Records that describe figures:
-------
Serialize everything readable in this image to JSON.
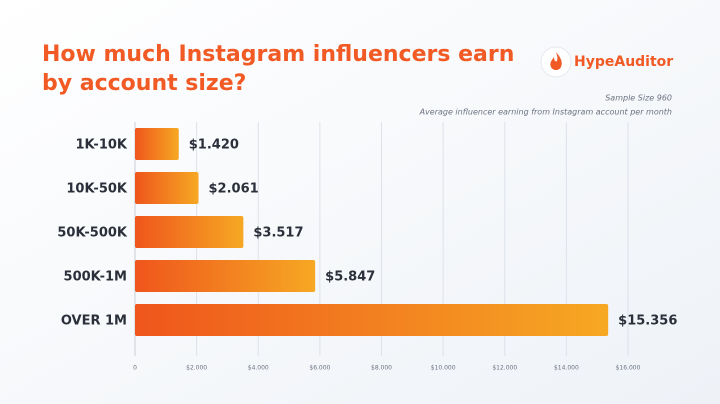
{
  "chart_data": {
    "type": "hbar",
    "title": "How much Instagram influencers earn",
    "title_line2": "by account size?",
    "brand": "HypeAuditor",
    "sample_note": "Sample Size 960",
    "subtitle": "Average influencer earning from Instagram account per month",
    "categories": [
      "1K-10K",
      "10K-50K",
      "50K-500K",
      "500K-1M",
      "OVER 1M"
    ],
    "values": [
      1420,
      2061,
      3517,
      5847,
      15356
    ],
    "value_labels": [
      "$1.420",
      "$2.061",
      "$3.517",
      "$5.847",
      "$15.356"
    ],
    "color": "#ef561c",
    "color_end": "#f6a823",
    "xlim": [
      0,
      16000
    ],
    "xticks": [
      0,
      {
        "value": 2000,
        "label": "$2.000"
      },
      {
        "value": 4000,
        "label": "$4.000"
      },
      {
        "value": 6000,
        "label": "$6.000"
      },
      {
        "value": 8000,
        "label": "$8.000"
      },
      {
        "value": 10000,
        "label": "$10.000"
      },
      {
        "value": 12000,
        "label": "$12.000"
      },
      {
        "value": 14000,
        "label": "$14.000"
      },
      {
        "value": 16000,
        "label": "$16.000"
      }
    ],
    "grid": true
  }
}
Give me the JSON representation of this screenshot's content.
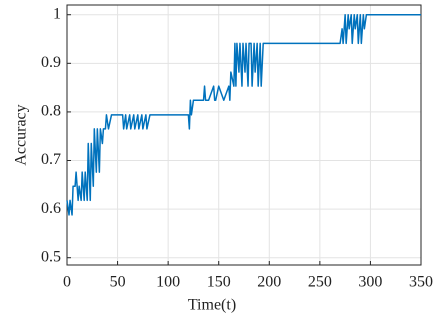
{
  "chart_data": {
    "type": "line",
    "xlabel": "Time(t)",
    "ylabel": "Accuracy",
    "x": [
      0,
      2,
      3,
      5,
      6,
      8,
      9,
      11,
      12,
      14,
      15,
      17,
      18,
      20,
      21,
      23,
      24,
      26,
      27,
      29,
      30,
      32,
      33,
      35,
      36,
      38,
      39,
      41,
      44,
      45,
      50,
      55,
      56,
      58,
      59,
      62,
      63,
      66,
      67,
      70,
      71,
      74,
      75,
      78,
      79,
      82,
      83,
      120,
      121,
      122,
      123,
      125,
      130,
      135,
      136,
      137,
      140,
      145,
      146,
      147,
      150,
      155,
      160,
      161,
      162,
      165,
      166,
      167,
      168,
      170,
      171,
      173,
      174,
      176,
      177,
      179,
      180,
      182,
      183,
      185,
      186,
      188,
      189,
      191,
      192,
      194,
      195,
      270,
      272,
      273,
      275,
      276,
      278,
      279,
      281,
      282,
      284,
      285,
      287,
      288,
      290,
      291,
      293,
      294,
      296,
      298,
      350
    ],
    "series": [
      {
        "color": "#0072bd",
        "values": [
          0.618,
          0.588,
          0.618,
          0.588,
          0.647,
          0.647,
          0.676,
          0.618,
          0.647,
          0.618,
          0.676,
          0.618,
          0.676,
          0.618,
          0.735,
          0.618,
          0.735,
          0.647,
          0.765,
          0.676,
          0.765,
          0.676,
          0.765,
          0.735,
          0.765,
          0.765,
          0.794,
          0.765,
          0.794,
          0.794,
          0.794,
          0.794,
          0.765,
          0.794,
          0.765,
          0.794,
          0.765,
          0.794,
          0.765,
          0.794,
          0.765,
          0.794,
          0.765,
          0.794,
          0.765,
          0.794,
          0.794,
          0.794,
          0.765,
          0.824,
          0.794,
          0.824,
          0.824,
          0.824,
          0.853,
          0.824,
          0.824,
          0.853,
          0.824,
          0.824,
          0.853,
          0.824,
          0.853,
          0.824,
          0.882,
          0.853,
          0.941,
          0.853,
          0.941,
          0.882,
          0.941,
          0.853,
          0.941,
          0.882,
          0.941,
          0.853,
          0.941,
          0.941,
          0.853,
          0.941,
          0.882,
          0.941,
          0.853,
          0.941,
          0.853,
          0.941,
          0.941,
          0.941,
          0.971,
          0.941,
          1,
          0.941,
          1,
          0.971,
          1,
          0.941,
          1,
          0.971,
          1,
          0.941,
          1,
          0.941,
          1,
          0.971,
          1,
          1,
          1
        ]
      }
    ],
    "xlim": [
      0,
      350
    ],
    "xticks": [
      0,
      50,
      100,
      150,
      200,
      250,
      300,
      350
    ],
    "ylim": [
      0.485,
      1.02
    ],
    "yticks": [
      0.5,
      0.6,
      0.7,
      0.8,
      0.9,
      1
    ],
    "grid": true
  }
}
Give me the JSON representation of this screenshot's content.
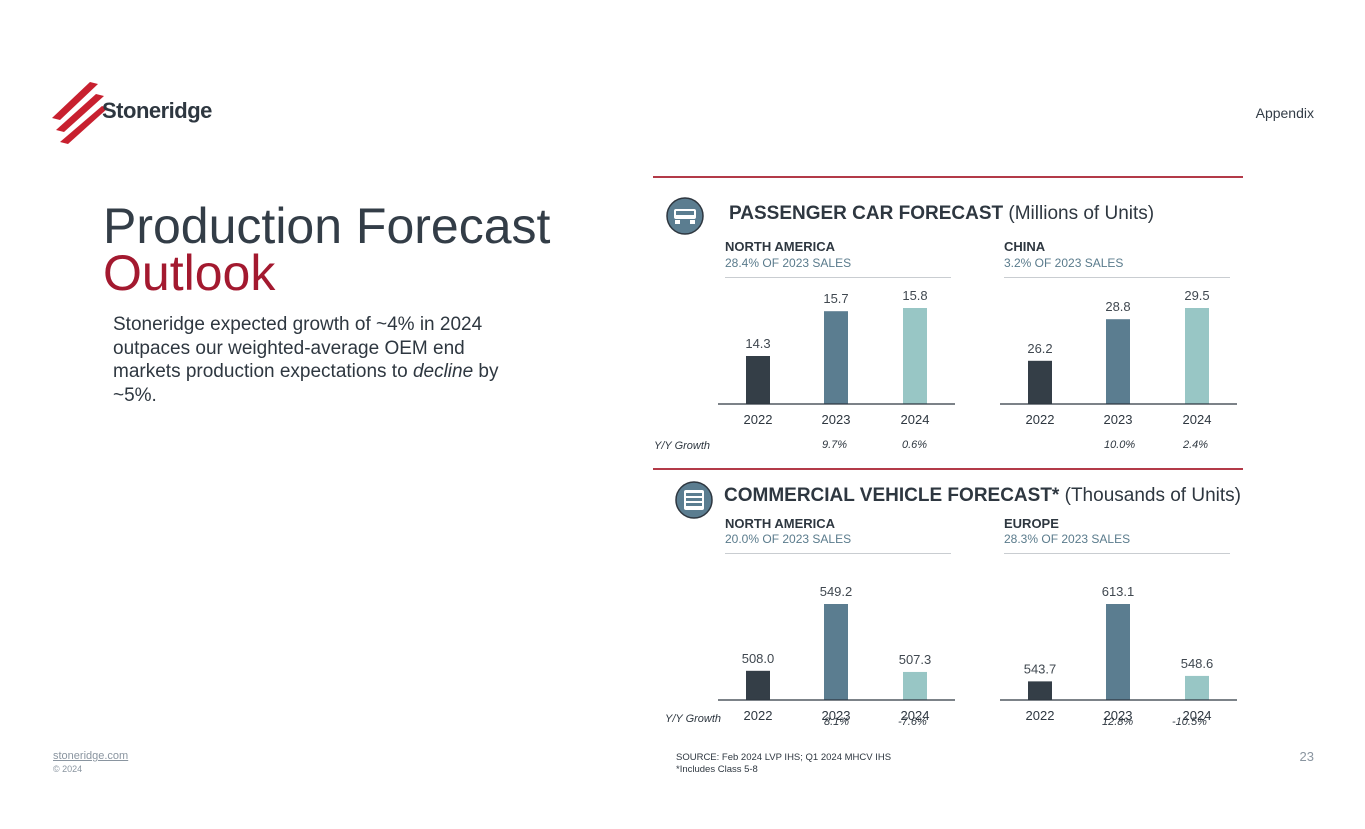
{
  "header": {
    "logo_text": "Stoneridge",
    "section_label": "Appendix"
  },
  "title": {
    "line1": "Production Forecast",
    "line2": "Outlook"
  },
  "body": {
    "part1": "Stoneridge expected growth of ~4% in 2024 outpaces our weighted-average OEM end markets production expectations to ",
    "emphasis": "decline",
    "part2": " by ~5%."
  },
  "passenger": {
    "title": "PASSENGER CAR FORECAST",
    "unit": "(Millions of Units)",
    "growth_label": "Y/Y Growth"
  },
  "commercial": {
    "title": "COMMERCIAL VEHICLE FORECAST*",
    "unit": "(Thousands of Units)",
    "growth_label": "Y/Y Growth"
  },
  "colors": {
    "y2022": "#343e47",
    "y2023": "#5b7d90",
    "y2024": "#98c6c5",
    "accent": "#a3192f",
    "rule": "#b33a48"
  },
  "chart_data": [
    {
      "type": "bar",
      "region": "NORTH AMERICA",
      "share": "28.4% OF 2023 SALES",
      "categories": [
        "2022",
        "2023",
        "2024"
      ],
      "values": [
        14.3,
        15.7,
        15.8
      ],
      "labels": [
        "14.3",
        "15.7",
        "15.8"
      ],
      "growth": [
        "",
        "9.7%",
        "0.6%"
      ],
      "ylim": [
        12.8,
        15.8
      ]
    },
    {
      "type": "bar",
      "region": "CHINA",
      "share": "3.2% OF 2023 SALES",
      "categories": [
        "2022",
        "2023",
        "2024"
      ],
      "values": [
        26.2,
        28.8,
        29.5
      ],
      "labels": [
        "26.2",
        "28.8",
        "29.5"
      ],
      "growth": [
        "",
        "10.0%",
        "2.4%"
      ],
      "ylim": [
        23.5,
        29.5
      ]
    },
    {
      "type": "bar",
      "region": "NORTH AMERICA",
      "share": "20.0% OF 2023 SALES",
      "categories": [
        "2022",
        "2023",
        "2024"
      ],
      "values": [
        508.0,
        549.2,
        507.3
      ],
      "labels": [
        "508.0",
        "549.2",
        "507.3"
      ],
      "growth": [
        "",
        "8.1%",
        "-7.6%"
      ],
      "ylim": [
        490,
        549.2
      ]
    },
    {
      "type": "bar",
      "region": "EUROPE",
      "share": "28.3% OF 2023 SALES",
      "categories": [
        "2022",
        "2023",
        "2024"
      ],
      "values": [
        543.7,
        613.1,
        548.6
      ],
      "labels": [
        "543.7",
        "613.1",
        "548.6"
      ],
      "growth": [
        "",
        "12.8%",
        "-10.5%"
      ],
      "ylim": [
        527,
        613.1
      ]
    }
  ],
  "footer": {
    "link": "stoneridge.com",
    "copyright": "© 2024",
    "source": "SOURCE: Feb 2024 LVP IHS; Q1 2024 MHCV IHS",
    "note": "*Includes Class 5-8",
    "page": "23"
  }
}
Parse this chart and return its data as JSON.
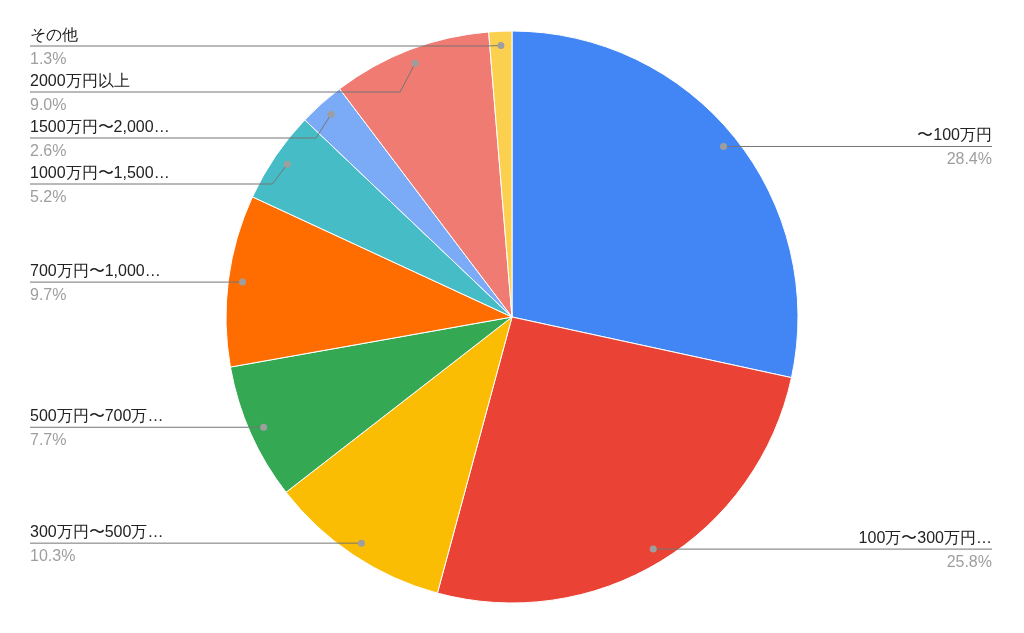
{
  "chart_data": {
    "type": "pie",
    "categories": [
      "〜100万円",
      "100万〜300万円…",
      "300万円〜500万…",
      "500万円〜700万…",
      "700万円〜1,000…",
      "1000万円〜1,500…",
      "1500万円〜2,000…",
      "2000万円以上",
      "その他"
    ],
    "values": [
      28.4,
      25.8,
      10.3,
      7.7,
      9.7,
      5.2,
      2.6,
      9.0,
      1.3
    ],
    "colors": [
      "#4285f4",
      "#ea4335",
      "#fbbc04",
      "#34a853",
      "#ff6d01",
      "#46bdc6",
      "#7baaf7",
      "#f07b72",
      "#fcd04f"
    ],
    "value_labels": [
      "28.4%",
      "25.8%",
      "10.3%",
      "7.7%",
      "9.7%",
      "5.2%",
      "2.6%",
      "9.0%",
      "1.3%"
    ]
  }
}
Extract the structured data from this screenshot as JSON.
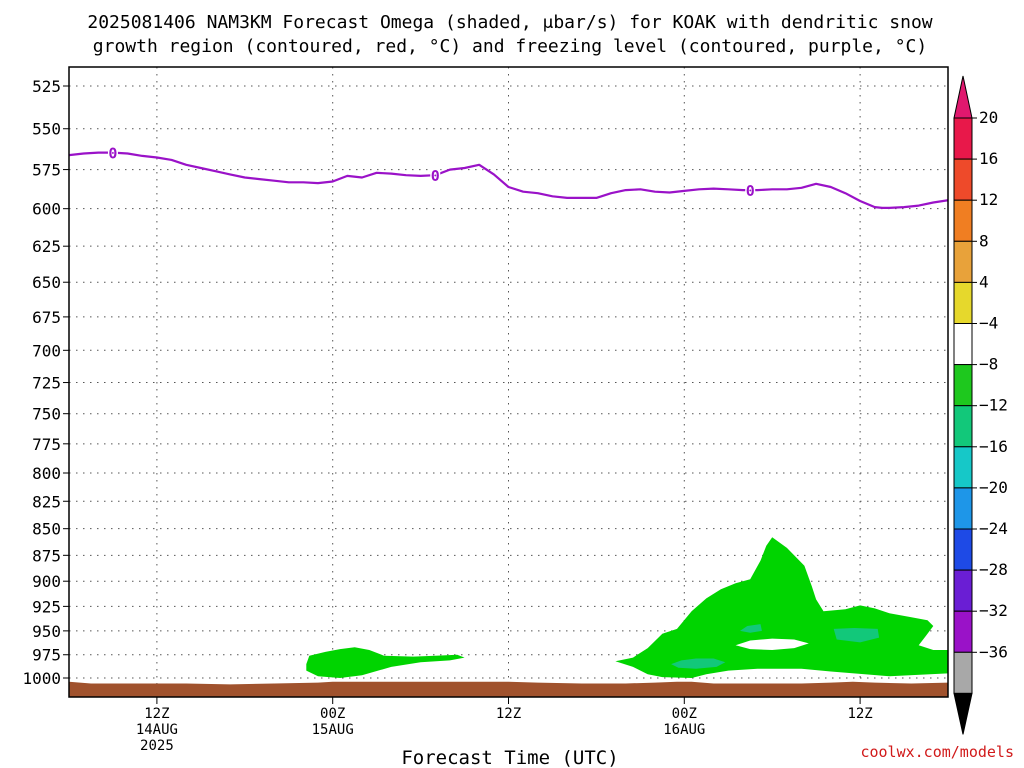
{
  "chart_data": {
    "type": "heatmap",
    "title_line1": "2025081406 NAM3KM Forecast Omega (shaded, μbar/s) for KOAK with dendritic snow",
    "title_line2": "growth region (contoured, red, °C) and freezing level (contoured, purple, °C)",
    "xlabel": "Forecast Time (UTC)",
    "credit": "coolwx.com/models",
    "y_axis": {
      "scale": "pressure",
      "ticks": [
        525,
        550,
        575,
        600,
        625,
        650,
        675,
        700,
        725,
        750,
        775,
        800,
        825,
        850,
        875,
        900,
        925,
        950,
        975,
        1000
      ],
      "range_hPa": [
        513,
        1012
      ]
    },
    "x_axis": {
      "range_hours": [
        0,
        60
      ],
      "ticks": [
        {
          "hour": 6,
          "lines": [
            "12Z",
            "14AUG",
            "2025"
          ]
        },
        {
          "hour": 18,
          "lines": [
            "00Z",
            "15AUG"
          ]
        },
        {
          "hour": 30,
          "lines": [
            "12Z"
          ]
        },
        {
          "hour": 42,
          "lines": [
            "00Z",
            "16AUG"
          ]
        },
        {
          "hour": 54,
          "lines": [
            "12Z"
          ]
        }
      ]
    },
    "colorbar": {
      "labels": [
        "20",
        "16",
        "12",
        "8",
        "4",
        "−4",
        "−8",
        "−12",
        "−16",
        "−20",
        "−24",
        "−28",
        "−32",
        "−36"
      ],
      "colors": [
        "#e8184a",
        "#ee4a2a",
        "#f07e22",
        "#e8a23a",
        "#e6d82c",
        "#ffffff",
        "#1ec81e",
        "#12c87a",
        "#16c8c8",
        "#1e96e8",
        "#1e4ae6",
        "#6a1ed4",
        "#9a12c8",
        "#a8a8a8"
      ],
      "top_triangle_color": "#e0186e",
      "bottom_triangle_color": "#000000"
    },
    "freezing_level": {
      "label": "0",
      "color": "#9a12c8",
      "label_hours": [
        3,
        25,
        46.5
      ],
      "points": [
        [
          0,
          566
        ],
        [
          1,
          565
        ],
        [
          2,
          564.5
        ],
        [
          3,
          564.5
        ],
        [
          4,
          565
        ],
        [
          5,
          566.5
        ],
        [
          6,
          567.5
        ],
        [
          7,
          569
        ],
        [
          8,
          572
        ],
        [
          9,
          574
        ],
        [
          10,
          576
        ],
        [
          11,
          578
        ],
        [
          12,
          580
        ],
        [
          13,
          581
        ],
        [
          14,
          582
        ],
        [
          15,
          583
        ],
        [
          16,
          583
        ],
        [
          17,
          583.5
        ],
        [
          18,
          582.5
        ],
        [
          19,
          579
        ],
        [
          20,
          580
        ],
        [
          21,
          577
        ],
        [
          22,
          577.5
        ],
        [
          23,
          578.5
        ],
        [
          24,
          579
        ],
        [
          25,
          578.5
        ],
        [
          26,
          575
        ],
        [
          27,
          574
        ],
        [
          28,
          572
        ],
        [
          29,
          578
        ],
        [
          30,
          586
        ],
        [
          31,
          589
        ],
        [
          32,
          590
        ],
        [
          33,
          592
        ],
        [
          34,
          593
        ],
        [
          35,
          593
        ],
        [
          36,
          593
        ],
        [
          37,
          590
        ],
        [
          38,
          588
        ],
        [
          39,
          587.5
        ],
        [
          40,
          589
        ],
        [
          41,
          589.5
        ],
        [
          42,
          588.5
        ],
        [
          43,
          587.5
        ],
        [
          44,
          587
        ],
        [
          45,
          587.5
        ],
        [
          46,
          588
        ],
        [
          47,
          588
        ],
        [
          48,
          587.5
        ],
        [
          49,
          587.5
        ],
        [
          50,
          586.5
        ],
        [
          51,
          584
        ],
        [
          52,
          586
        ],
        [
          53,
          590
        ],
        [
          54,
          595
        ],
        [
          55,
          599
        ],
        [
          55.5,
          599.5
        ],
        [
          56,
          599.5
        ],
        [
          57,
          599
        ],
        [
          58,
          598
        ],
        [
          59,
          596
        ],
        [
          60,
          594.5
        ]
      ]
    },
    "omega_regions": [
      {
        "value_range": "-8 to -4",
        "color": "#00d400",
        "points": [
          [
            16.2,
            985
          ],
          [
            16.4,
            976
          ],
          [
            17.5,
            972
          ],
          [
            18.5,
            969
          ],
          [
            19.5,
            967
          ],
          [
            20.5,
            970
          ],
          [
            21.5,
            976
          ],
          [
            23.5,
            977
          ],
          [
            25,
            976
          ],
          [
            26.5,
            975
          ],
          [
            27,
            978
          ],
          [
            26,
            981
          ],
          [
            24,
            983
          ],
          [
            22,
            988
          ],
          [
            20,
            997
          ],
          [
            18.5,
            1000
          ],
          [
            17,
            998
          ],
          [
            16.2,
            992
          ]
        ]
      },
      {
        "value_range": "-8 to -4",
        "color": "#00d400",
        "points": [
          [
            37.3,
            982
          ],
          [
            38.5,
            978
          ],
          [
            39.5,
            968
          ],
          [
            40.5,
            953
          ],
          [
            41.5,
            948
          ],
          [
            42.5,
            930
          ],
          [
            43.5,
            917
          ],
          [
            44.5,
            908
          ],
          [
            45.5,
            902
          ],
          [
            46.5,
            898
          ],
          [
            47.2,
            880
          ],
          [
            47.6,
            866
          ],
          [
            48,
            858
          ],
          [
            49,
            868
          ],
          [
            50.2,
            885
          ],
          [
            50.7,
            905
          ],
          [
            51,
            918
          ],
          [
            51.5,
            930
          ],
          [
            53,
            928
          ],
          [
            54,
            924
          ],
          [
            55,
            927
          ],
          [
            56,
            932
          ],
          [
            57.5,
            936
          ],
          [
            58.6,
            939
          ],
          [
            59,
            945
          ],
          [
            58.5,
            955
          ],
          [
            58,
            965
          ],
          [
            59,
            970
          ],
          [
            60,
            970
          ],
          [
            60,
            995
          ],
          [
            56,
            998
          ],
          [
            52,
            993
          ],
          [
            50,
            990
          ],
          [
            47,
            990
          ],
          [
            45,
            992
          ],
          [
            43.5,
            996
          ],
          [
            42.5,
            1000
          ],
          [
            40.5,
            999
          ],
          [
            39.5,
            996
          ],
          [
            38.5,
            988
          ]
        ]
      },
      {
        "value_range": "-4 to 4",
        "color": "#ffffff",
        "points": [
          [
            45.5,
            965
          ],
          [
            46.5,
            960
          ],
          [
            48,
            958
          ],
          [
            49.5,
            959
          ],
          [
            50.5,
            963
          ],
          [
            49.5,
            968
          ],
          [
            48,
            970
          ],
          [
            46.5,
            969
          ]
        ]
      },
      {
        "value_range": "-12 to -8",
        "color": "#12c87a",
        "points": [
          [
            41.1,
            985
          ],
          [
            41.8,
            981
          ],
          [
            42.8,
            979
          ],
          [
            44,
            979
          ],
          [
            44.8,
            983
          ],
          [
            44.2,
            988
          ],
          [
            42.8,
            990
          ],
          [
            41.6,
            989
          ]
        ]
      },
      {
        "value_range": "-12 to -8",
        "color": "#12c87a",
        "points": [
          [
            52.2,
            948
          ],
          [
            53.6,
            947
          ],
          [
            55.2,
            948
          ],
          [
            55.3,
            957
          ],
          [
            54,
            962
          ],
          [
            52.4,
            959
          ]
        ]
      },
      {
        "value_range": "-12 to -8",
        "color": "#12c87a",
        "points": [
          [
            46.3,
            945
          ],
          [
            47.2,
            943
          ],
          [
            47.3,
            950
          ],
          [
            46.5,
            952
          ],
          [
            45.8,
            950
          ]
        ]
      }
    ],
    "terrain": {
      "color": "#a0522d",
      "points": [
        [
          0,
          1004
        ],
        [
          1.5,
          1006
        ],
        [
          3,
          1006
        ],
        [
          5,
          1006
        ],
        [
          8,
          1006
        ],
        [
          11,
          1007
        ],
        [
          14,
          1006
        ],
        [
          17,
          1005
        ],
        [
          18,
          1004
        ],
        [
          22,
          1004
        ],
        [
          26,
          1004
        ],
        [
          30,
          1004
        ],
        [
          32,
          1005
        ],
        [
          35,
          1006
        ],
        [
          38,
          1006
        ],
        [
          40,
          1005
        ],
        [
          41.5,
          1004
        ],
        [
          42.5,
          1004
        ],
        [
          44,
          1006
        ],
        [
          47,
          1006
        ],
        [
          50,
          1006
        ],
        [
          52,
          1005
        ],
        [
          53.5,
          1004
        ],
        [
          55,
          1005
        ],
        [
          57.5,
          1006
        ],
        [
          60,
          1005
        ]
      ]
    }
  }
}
-------
### [EXERCISE DESCRIPTION]
Go through the material above and count the lines that include "Instagram". Give the number alone.

### [SOLUTION TO THIS EXERCISE]
2